* Start RECORDED INFORMATION *

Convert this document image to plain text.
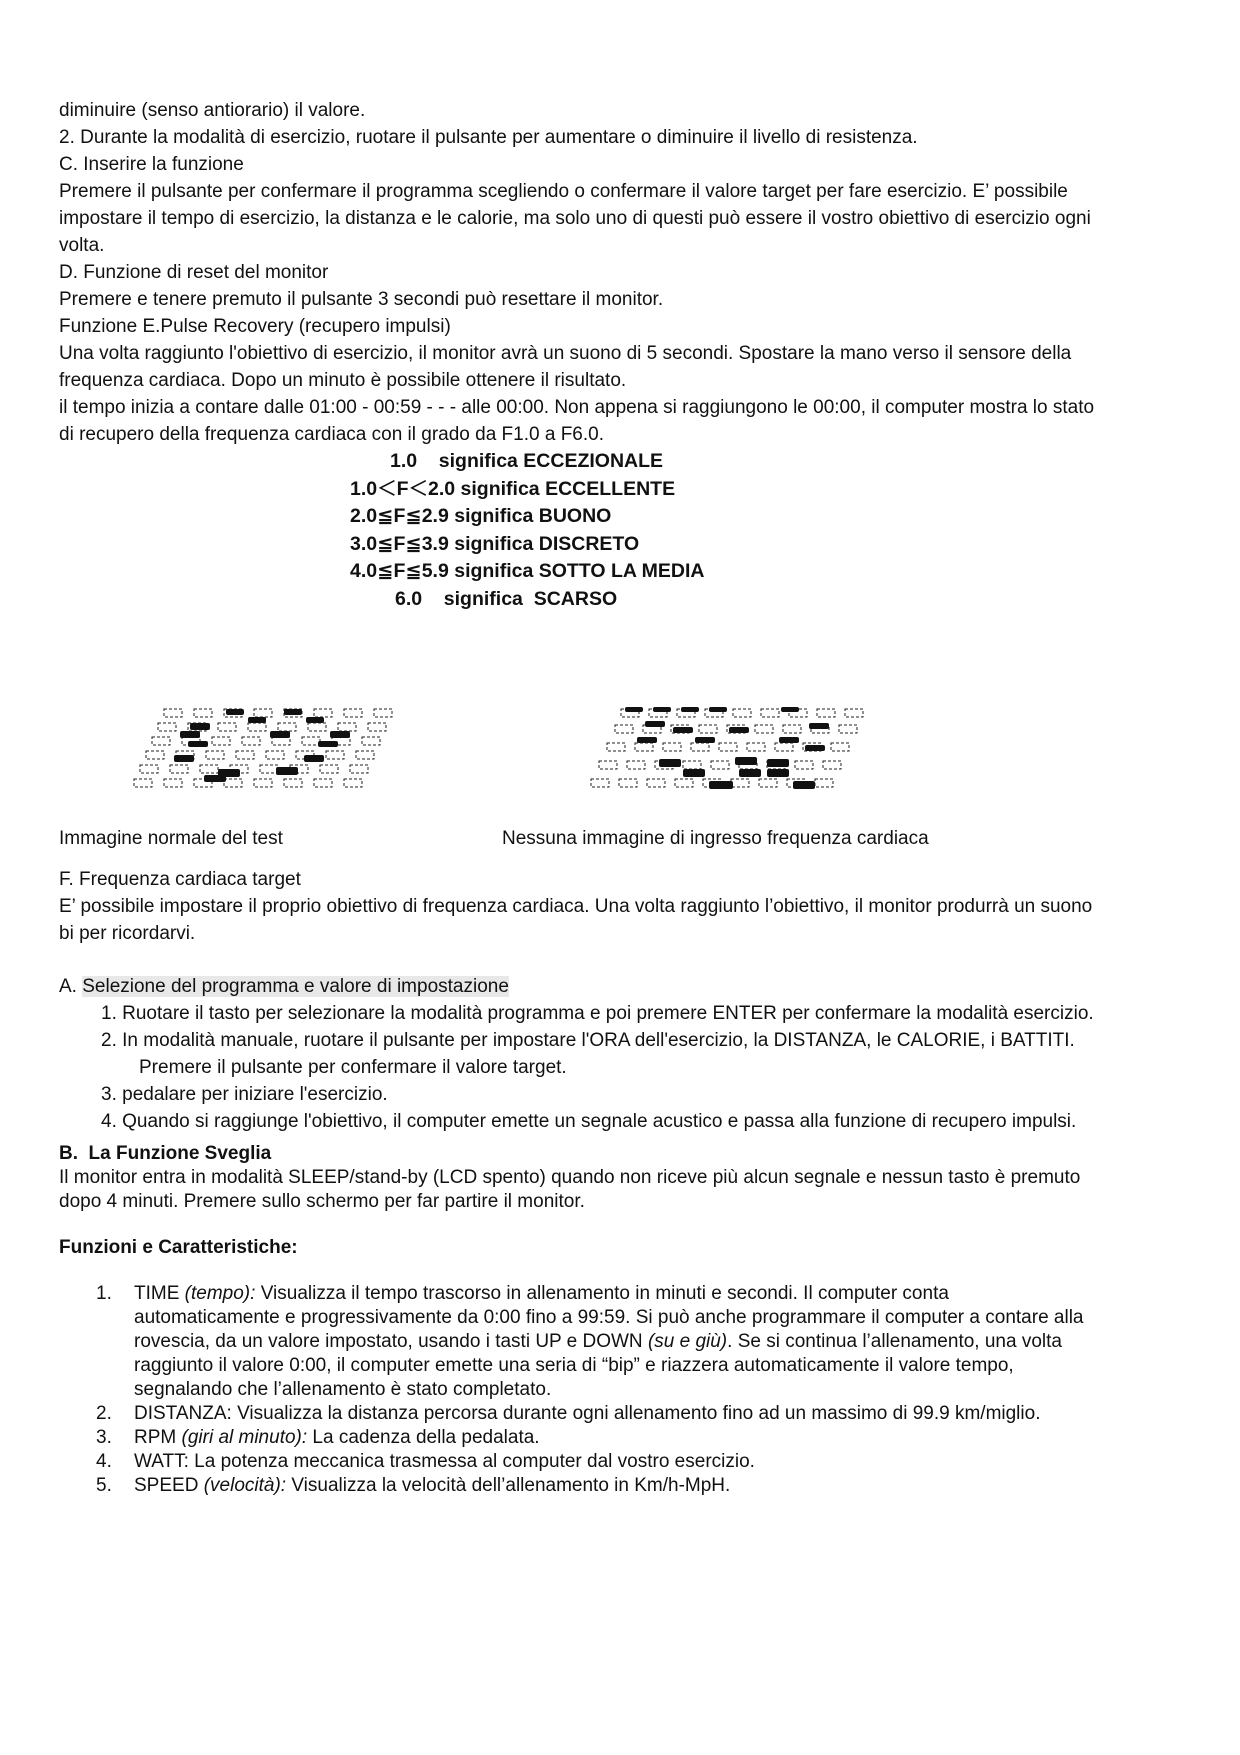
diminuire (senso antiorario) il valore.

2. Durante la modalità di esercizio, ruotare il pulsante per aumentare o diminuire il livello di resistenza.

C. Inserire la funzione

Premere il pulsante per confermare il programma scegliendo o confermare il valore target per fare esercizio. E’ possibile impostare il tempo di esercizio, la distanza e le calorie, ma solo uno di questi può essere il vostro obiettivo di esercizio ogni volta.

D. Funzione di reset del monitor

Premere e tenere premuto il pulsante 3 secondi può resettare il monitor.

Funzione E.Pulse Recovery (recupero impulsi)

Una volta raggiunto l'obiettivo di esercizio, il monitor avrà un suono di 5 secondi. Spostare la mano verso il sensore della frequenza cardiaca. Dopo un minuto è possibile ottenere il risultato.

il tempo inizia a contare dalle 01:00 - 00:59 - - - alle 00:00. Non appena si raggiungono le 00:00, il computer mostra lo stato di recupero della frequenza cardiaca con il grado da F1.0 a F6.0.

1.0    significa ECCEZIONALE
1.0＜F＜2.0 significa ECCELLENTE
2.0≦F≦2.9 significa BUONO
3.0≦F≦3.9 significa DISCRETO
4.0≦F≦5.9 significa SOTTO LA MEDIA
6.0    significa  SCARSO
Immagine normale del test	Nessuna immagine di ingresso frequenza cardiaca

F. Frequenza cardiaca target

E’ possibile impostare il proprio obiettivo di frequenza cardiaca. Una volta raggiunto l’obiettivo, il monitor produrrà un suono bi per ricordarvi.

A. Selezione del programma e valore di impostazione

1. Ruotare il tasto per selezionare la modalità programma e poi premere ENTER per confermare la modalità esercizio.
2. In modalità manuale, ruotare il pulsante per impostare l'ORA dell'esercizio, la DISTANZA, le CALORIE, i BATTITI. Premere il pulsante per confermare il valore target.
3. pedalare per iniziare l'esercizio.
4. Quando si raggiunge l'obiettivo, il computer emette un segnale acustico e passa alla funzione di recupero impulsi.

B.  La Funzione Sveglia

Il monitor entra in modalità SLEEP/stand-by (LCD spento) quando non riceve più alcun segnale e nessun tasto è premuto dopo 4 minuti. Premere sullo schermo per far partire il monitor.

Funzioni e Caratteristiche:

1. TIME (tempo): Visualizza il tempo trascorso in allenamento in minuti e secondi. Il computer conta automaticamente e progressivamente da 0:00 fino a 99:59. Si può anche programmare il computer a contare alla rovescia, da un valore impostato, usando i tasti UP e DOWN (su e giù). Se si continua l’allenamento, una volta raggiunto il valore 0:00, il computer emette una seria di “bip” e riazzera automaticamente il valore tempo, segnalando che l’allenamento è stato completato.
2. DISTANZA: Visualizza la distanza percorsa durante ogni allenamento fino ad un massimo di 99.9 km/miglio.
3. RPM (giri al minuto): La cadenza della pedalata.
4. WATT: La potenza meccanica trasmessa al computer dal vostro esercizio.
5. SPEED (velocità): Visualizza la velocità dell’allenamento in Km/h-MpH.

* End RECORDED INFORMATION *

*DESCRIPTION OF THE TASK:* Write the records out once more, exactly as they appear, with no pictures.

*RESPONSE TO THE TASK:*
Convert this document image to plain text.
diminuire (senso antiorario) il valore.

2. Durante la modalità di esercizio, ruotare il pulsante per aumentare o diminuire il livello di resistenza.

C. Inserire la funzione

Premere il pulsante per confermare il programma scegliendo o confermare il valore target per fare esercizio. E’ possibile impostare il tempo di esercizio, la distanza e le calorie, ma solo uno di questi può essere il vostro obiettivo di esercizio ogni volta.

D. Funzione di reset del monitor

Premere e tenere premuto il pulsante 3 secondi può resettare il monitor.

Funzione E.Pulse Recovery (recupero impulsi)

Una volta raggiunto l'obiettivo di esercizio, il monitor avrà un suono di 5 secondi. Spostare la mano verso il sensore della frequenza cardiaca. Dopo un minuto è possibile ottenere il risultato.

il tempo inizia a contare dalle 01:00 - 00:59 - - - alle 00:00. Non appena si raggiungono le 00:00, il computer mostra lo stato di recupero della frequenza cardiaca con il grado da F1.0 a F6.0.

1.0    significa ECCEZIONALE
1.0＜F＜2.0 significa ECCELLENTE
2.0≦F≦2.9 significa BUONO
3.0≦F≦3.9 significa DISCRETO
4.0≦F≦5.9 significa SOTTO LA MEDIA
6.0    significa  SCARSO
Immagine normale del test	Nessuna immagine di ingresso frequenza cardiaca

F. Frequenza cardiaca target

E’ possibile impostare il proprio obiettivo di frequenza cardiaca. Una volta raggiunto l’obiettivo, il monitor produrrà un suono bi per ricordarvi.

A. Selezione del programma e valore di impostazione

1. Ruotare il tasto per selezionare la modalità programma e poi premere ENTER per confermare la modalità esercizio.
2. In modalità manuale, ruotare il pulsante per impostare l'ORA dell'esercizio, la DISTANZA, le CALORIE, i BATTITI. Premere il pulsante per confermare il valore target.
3. pedalare per iniziare l'esercizio.
4. Quando si raggiunge l'obiettivo, il computer emette un segnale acustico e passa alla funzione di recupero impulsi.

B.  La Funzione Sveglia

Il monitor entra in modalità SLEEP/stand-by (LCD spento) quando non riceve più alcun segnale e nessun tasto è premuto dopo 4 minuti. Premere sullo schermo per far partire il monitor.

Funzioni e Caratteristiche:

1. TIME (tempo): Visualizza il tempo trascorso in allenamento in minuti e secondi. Il computer conta automaticamente e progressivamente da 0:00 fino a 99:59. Si può anche programmare il computer a contare alla rovescia, da un valore impostato, usando i tasti UP e DOWN (su e giù). Se si continua l’allenamento, una volta raggiunto il valore 0:00, il computer emette una seria di “bip” e riazzera automaticamente il valore tempo, segnalando che l’allenamento è stato completato.
2. DISTANZA: Visualizza la distanza percorsa durante ogni allenamento fino ad un massimo di 99.9 km/miglio.
3. RPM (giri al minuto): La cadenza della pedalata.
4. WATT: La potenza meccanica trasmessa al computer dal vostro esercizio.
5. SPEED (velocità): Visualizza la velocità dell’allenamento in Km/h-MpH.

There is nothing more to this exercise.